Texto fornecido:
##########

Mas, se você tira dessa criança essas oportunidades orgânicas de socialização, você a torna ainda mais dependente do cuidado em saúde, o que só retroalimenta esse mercado. O que a gente precisa são de intervenções terapêuticas centradas no desenvolvimento das potencialidades e das habilidades, e que não rotulem essas crianças como ‘barreiras ambulantes’ devido às suas dificuldades.

CC: Esse lobby também afeta os diagnósticos?

AG: Dois fenômenos coexistem no campo dos diagnósticos, um positivo e um negativo. O positivo é que, de fato, os movimentos sociais organizados por pessoas autistas vêm conquistando mais espaço e isso faz com que muitas pessoas, antes à margem, consigam um diagnóstico de autismo – mulheres, pessoas pretas, pardas e indígenas. Isso era impensável há 10 ou 15 anos atrás, devido ao forte preconceito associado à condição;, o autismo era visto como uma condição masculina e branca.

Mas, sim, também há um aumento de diagnósticos a partir dos interesses mercadológicos em torno do autismo. E isso é preocupante, porque o diagnóstico é uma ferramenta de emancipação, ele deve ser fornecido para que a pessoa autista obtenha uma inclusão plena na sociedade, seja na educação, saúde, mercado de trabalho, e na afirmação de seus direitos no tocante à acessibilidade e a políticas afirmativas.

CC: Quais interesses estariam por trás das declarações de Trump?

AG: Não estamos falando de uma narrativa de saúde ou ciência, e sim de uma narrativa eugenista. Para as bases trumpistas, que se articulam a partir do pânico moral e do ódio contra minorias, tratar pessoas autistas como um mal que precisa ser combatido é uma oportunidade enorme de articular essas massas. Trump usa o autismo como combustível para uma cruzada política, o que não é uma tática nova.

##########

Dados extraídos:
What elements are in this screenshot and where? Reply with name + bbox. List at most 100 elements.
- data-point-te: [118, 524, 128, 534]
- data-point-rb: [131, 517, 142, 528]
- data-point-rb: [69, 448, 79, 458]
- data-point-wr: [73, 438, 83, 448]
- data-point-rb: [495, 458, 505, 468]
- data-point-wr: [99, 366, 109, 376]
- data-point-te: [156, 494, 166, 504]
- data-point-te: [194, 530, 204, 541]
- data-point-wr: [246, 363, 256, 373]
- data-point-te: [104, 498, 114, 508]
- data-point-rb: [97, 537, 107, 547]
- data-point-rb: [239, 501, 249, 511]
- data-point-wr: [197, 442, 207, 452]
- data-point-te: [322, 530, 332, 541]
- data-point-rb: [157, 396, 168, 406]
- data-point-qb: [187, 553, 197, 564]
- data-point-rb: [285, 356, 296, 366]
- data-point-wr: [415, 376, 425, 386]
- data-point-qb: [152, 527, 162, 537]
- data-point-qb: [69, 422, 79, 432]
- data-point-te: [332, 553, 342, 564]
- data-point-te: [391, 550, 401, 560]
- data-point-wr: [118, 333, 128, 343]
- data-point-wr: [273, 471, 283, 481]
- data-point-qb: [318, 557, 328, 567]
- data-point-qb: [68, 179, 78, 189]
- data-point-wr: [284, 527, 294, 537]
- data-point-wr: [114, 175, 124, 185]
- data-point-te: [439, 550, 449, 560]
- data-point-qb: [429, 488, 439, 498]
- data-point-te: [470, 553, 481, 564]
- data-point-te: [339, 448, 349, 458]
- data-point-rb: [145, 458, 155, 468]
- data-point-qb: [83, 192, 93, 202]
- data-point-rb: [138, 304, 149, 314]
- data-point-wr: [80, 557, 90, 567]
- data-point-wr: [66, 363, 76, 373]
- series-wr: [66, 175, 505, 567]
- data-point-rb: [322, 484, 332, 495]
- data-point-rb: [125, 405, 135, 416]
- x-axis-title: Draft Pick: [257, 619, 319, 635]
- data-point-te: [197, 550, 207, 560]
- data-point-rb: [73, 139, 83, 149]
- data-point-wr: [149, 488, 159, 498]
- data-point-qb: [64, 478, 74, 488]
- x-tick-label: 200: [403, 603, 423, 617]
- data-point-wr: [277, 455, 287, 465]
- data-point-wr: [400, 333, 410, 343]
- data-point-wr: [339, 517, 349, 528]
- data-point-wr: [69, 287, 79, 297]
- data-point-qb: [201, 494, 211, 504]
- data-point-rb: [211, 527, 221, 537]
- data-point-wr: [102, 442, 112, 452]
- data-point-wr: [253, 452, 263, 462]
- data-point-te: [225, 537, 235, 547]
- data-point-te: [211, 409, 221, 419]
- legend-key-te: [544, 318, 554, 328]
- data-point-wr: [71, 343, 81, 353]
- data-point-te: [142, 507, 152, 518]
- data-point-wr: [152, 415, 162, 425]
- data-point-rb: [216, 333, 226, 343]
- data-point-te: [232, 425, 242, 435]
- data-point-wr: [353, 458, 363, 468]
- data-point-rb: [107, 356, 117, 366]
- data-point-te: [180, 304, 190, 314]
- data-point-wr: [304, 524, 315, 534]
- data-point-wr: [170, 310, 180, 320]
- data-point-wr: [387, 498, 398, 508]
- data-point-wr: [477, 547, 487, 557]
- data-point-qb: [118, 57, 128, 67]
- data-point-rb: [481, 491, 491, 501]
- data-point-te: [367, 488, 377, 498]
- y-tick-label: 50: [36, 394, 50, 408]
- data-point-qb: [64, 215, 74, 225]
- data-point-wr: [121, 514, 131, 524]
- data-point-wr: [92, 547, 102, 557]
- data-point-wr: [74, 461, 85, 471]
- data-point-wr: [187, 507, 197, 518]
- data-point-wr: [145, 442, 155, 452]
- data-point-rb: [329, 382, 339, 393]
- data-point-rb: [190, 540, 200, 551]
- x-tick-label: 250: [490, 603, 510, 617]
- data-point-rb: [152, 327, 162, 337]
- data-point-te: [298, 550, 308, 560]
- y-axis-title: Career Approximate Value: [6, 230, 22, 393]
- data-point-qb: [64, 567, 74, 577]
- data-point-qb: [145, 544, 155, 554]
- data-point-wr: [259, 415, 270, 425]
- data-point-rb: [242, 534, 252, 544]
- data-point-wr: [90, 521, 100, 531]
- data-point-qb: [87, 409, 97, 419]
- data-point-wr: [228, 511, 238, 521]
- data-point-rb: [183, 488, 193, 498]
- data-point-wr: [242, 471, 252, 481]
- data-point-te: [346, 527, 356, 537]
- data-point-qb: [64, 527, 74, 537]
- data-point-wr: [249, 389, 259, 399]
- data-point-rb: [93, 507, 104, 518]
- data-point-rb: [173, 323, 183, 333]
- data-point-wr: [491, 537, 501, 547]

##########

Enunciado da tarefa:
Por favor, escreva a continuação do texto da entrevista sobre autismo a partir da última frase apresentada.

Resposta da tarefa:
Recentemente, após o assassinato de Charlie Kirk, as lideranças trumpistas tentaram com todas as suas forças difundir a mentira de que o crime teria ligação com a comunidade trans. Agora, o autismo está sendo utilizado para a mesma finalidade, só que não exatamente a partir do ódio, mas a partir da pena. Kennedy, por exemplo, em falas anteriores, chegou a afirmar que pessoas autistas são uma tragédia para a sociedade, um peso para suas famílias, já que nunca alcançariam autonomia. Esse tipo de fala não só reduz pessoas autistas a um estereótipo cruel, como revela a essência de um projeto político eugenista que dita quem são os sujeitos menos dignos de viver, e que tem sido reverberado com mais força entre segmentos da extrema-direita.

CC: Mas de que forma exatamente a estratégia do pânico moral se conecta a essa lógica eugenista que você citou?

AG: Estamos falando de uma tática de tornar as famílias reféns do medo. Uma mulher que tenha ou não um filho autista, mas que tenha usado Tylenol na gestação – o único medicamento para dor que uma gestante pode tomar – se sentirá culpada. Aí na sequência, ele vende uma falsa solução milagrosa, de cura.

Qualquer nação que se preocupa mais em procurar causas miraculosas ou inventar curas para o autismo, ao invés de investir em políticas públicas de emancipação, educação inclusiva, cuidado humanizado, mostra que não deseja a nossa inclusão, mas nos corrigir, normalizar, encaixar a força em um modelo vigente. Essa narrativa é inerentemente eugenista, é a mesma que tratou pessoas com deficiência como tragédia na Alemanha nazista e justificou a introdução de políticas de extermínio.

CC: Você conduziu uma pesquisa sobre desinformação e autismo no Brasil. Estamos falando dos mesmos interesses escusos?

AG: Eu conduzi uma pesquisa coordenada pelo pesquisador Ergon Cugler, que constatou que o Brasil lidera os rankings da América Latina em relação à proliferação de desinformação sobre autismo. E isso, novamente, não se dá à toa. O pânico moral, com associação de falsas causas, permite, como consequência, a venda de falsas curas, o que retroalimenta um mercado que vive da patologização da nossa existência e que lucra, sobretudo, com o desespero de famílias que estão sendo ensinadas a odiar os seus filhos por serem diferentes. O autismo não é uma doença, é uma forma legítima de existir no mundo.